(MATERIAL PROVIDED Opens)
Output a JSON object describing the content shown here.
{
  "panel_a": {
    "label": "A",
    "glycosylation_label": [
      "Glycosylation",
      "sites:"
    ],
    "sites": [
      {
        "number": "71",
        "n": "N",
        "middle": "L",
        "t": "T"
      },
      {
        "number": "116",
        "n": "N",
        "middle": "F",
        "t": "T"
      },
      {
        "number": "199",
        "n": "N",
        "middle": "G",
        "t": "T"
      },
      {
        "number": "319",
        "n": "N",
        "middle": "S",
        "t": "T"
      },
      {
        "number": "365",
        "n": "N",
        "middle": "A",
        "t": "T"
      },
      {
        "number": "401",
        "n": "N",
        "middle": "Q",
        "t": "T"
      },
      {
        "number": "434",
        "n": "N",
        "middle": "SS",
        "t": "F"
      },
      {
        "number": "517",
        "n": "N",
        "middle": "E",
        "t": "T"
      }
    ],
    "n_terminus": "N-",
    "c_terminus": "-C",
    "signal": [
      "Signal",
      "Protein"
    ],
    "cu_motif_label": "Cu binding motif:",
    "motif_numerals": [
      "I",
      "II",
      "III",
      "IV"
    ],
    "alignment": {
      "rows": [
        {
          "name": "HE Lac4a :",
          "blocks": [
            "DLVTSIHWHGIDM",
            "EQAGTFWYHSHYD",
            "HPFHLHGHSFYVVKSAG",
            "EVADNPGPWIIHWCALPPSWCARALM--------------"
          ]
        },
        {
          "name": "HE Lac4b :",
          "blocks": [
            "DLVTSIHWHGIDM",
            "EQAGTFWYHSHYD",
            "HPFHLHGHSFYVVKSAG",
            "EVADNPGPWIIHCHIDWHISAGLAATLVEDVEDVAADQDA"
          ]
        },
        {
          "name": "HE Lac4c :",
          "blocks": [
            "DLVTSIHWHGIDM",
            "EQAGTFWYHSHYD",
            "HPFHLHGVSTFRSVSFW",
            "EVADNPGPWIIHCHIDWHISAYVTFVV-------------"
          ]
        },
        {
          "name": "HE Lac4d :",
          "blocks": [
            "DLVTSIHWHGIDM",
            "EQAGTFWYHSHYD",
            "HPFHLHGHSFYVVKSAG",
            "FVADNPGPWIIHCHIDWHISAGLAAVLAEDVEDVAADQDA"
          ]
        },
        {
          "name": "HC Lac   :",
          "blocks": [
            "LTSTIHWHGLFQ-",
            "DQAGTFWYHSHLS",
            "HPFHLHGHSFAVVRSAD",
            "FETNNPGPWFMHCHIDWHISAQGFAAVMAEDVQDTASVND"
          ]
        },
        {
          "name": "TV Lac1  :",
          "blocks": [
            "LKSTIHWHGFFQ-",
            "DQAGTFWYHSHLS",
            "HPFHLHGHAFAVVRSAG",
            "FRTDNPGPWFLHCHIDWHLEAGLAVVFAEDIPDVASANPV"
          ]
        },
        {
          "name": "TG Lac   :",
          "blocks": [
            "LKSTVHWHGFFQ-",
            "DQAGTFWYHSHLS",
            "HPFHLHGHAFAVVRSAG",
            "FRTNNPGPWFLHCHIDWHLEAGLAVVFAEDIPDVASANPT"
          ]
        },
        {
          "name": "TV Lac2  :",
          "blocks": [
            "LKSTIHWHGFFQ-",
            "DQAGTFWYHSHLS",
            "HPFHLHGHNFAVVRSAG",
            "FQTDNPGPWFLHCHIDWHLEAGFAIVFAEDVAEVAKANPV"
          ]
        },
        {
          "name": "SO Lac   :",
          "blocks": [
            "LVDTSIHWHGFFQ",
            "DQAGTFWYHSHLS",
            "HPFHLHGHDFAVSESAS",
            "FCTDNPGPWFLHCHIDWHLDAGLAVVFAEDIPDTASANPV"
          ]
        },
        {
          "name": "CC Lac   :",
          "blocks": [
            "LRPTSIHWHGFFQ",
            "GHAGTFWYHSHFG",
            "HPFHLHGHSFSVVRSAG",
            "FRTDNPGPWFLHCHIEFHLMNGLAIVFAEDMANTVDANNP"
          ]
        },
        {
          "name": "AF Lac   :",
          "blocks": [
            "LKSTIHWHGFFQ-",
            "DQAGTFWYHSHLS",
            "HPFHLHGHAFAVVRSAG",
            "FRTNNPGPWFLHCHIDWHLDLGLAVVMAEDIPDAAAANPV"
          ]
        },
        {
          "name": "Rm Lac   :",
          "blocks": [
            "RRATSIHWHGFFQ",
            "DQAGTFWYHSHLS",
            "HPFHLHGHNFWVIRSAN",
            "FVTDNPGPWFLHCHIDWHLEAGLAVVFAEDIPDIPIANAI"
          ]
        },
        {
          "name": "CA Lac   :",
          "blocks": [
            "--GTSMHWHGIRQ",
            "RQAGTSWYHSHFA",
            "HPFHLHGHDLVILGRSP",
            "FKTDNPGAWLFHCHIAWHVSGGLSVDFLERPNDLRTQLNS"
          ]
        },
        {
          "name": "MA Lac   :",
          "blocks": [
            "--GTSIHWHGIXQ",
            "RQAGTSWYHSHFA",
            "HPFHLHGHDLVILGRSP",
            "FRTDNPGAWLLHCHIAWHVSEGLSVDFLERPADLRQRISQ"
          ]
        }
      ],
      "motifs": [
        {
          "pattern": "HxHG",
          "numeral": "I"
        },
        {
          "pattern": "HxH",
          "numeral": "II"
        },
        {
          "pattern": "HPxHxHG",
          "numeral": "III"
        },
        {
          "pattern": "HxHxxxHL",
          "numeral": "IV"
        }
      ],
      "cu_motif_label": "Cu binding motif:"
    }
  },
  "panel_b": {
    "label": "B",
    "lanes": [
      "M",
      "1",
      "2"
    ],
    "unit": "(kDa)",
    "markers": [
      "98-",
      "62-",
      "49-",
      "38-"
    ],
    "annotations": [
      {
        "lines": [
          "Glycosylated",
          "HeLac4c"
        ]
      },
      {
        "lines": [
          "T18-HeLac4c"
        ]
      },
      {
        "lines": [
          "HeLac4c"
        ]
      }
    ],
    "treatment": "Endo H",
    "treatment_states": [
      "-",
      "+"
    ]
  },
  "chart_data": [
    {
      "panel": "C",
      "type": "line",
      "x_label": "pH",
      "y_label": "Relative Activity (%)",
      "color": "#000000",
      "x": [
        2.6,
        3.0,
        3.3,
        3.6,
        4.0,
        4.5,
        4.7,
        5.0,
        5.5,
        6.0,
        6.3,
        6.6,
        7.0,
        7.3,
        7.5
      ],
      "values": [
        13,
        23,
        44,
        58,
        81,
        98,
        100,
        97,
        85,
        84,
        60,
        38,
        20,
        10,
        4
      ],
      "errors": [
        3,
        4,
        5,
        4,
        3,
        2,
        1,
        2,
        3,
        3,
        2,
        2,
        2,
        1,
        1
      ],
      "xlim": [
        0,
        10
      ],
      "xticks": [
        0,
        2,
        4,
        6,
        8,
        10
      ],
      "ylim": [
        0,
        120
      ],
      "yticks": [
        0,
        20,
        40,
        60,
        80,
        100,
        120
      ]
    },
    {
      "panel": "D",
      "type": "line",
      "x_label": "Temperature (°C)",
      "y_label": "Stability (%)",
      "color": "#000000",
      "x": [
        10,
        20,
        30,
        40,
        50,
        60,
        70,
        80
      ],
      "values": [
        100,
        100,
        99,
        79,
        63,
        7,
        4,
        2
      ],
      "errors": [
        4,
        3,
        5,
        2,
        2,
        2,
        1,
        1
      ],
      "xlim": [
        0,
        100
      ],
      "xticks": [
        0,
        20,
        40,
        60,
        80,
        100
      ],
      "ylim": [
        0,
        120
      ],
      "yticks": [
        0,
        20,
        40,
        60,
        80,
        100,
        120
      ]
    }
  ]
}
(MATERIAL PROVIDED Closes)
» **WHAT YOU NEED TO DO**
Retype each entry without altering a single word.

» **WRITTEN ANSWER**
Output a JSON object describing the content shown here.
{
  "panel_a": {
    "label": "A",
    "glycosylation_label": [
      "Glycosylation",
      "sites:"
    ],
    "sites": [
      {
        "number": "71",
        "n": "N",
        "middle": "L",
        "t": "T"
      },
      {
        "number": "116",
        "n": "N",
        "middle": "F",
        "t": "T"
      },
      {
        "number": "199",
        "n": "N",
        "middle": "G",
        "t": "T"
      },
      {
        "number": "319",
        "n": "N",
        "middle": "S",
        "t": "T"
      },
      {
        "number": "365",
        "n": "N",
        "middle": "A",
        "t": "T"
      },
      {
        "number": "401",
        "n": "N",
        "middle": "Q",
        "t": "T"
      },
      {
        "number": "434",
        "n": "N",
        "middle": "SS",
        "t": "F"
      },
      {
        "number": "517",
        "n": "N",
        "middle": "E",
        "t": "T"
      }
    ],
    "n_terminus": "N-",
    "c_terminus": "-C",
    "signal": [
      "Signal",
      "Protein"
    ],
    "cu_motif_label": "Cu binding motif:",
    "motif_numerals": [
      "I",
      "II",
      "III",
      "IV"
    ],
    "alignment": {
      "rows": [
        {
          "name": "HE Lac4a :",
          "blocks": [
            "DLVTSIHWHGIDM",
            "EQAGTFWYHSHYD",
            "HPFHLHGHSFYVVKSAG",
            "EVADNPGPWIIHWCALPPSWCARALM--------------"
          ]
        },
        {
          "name": "HE Lac4b :",
          "blocks": [
            "DLVTSIHWHGIDM",
            "EQAGTFWYHSHYD",
            "HPFHLHGHSFYVVKSAG",
            "EVADNPGPWIIHCHIDWHISAGLAATLVEDVEDVAADQDA"
          ]
        },
        {
          "name": "HE Lac4c :",
          "blocks": [
            "DLVTSIHWHGIDM",
            "EQAGTFWYHSHYD",
            "HPFHLHGVSTFRSVSFW",
            "EVADNPGPWIIHCHIDWHISAYVTFVV-------------"
          ]
        },
        {
          "name": "HE Lac4d :",
          "blocks": [
            "DLVTSIHWHGIDM",
            "EQAGTFWYHSHYD",
            "HPFHLHGHSFYVVKSAG",
            "FVADNPGPWIIHCHIDWHISAGLAAVLAEDVEDVAADQDA"
          ]
        },
        {
          "name": "HC Lac   :",
          "blocks": [
            "LTSTIHWHGLFQ-",
            "DQAGTFWYHSHLS",
            "HPFHLHGHSFAVVRSAD",
            "FETNNPGPWFMHCHIDWHISAQGFAAVMAEDVQDTASVND"
          ]
        },
        {
          "name": "TV Lac1  :",
          "blocks": [
            "LKSTIHWHGFFQ-",
            "DQAGTFWYHSHLS",
            "HPFHLHGHAFAVVRSAG",
            "FRTDNPGPWFLHCHIDWHLEAGLAVVFAEDIPDVASANPV"
          ]
        },
        {
          "name": "TG Lac   :",
          "blocks": [
            "LKSTVHWHGFFQ-",
            "DQAGTFWYHSHLS",
            "HPFHLHGHAFAVVRSAG",
            "FRTNNPGPWFLHCHIDWHLEAGLAVVFAEDIPDVASANPT"
          ]
        },
        {
          "name": "TV Lac2  :",
          "blocks": [
            "LKSTIHWHGFFQ-",
            "DQAGTFWYHSHLS",
            "HPFHLHGHNFAVVRSAG",
            "FQTDNPGPWFLHCHIDWHLEAGFAIVFAEDVAEVAKANPV"
          ]
        },
        {
          "name": "SO Lac   :",
          "blocks": [
            "LVDTSIHWHGFFQ",
            "DQAGTFWYHSHLS",
            "HPFHLHGHDFAVSESAS",
            "FCTDNPGPWFLHCHIDWHLDAGLAVVFAEDIPDTASANPV"
          ]
        },
        {
          "name": "CC Lac   :",
          "blocks": [
            "LRPTSIHWHGFFQ",
            "GHAGTFWYHSHFG",
            "HPFHLHGHSFSVVRSAG",
            "FRTDNPGPWFLHCHIEFHLMNGLAIVFAEDMANTVDANNP"
          ]
        },
        {
          "name": "AF Lac   :",
          "blocks": [
            "LKSTIHWHGFFQ-",
            "DQAGTFWYHSHLS",
            "HPFHLHGHAFAVVRSAG",
            "FRTNNPGPWFLHCHIDWHLDLGLAVVMAEDIPDAAAANPV"
          ]
        },
        {
          "name": "Rm Lac   :",
          "blocks": [
            "RRATSIHWHGFFQ",
            "DQAGTFWYHSHLS",
            "HPFHLHGHNFWVIRSAN",
            "FVTDNPGPWFLHCHIDWHLEAGLAVVFAEDIPDIPIANAI"
          ]
        },
        {
          "name": "CA Lac   :",
          "blocks": [
            "--GTSMHWHGIRQ",
            "RQAGTSWYHSHFA",
            "HPFHLHGHDLVILGRSP",
            "FKTDNPGAWLFHCHIAWHVSGGLSVDFLERPNDLRTQLNS"
          ]
        },
        {
          "name": "MA Lac   :",
          "blocks": [
            "--GTSIHWHGIXQ",
            "RQAGTSWYHSHFA",
            "HPFHLHGHDLVILGRSP",
            "FRTDNPGAWLLHCHIAWHVSEGLSVDFLERPADLRQRISQ"
          ]
        }
      ],
      "motifs": [
        {
          "pattern": "HxHG",
          "numeral": "I"
        },
        {
          "pattern": "HxH",
          "numeral": "II"
        },
        {
          "pattern": "HPxHxHG",
          "numeral": "III"
        },
        {
          "pattern": "HxHxxxHL",
          "numeral": "IV"
        }
      ],
      "cu_motif_label": "Cu binding motif:"
    }
  },
  "panel_b": {
    "label": "B",
    "lanes": [
      "M",
      "1",
      "2"
    ],
    "unit": "(kDa)",
    "markers": [
      "98-",
      "62-",
      "49-",
      "38-"
    ],
    "annotations": [
      {
        "lines": [
          "Glycosylated",
          "HeLac4c"
        ]
      },
      {
        "lines": [
          "T18-HeLac4c"
        ]
      },
      {
        "lines": [
          "HeLac4c"
        ]
      }
    ],
    "treatment": "Endo H",
    "treatment_states": [
      "-",
      "+"
    ]
  },
  "chart_data": [
    {
      "panel": "C",
      "type": "line",
      "x_label": "pH",
      "y_label": "Relative Activity (%)",
      "color": "#000000",
      "x": [
        2.6,
        3.0,
        3.3,
        3.6,
        4.0,
        4.5,
        4.7,
        5.0,
        5.5,
        6.0,
        6.3,
        6.6,
        7.0,
        7.3,
        7.5
      ],
      "values": [
        13,
        23,
        44,
        58,
        81,
        98,
        100,
        97,
        85,
        84,
        60,
        38,
        20,
        10,
        4
      ],
      "errors": [
        3,
        4,
        5,
        4,
        3,
        2,
        1,
        2,
        3,
        3,
        2,
        2,
        2,
        1,
        1
      ],
      "xlim": [
        0,
        10
      ],
      "xticks": [
        0,
        2,
        4,
        6,
        8,
        10
      ],
      "ylim": [
        0,
        120
      ],
      "yticks": [
        0,
        20,
        40,
        60,
        80,
        100,
        120
      ]
    },
    {
      "panel": "D",
      "type": "line",
      "x_label": "Temperature (°C)",
      "y_label": "Stability (%)",
      "color": "#000000",
      "x": [
        10,
        20,
        30,
        40,
        50,
        60,
        70,
        80
      ],
      "values": [
        100,
        100,
        99,
        79,
        63,
        7,
        4,
        2
      ],
      "errors": [
        4,
        3,
        5,
        2,
        2,
        2,
        1,
        1
      ],
      "xlim": [
        0,
        100
      ],
      "xticks": [
        0,
        20,
        40,
        60,
        80,
        100
      ],
      "ylim": [
        0,
        120
      ],
      "yticks": [
        0,
        20,
        40,
        60,
        80,
        100,
        120
      ]
    }
  ]
}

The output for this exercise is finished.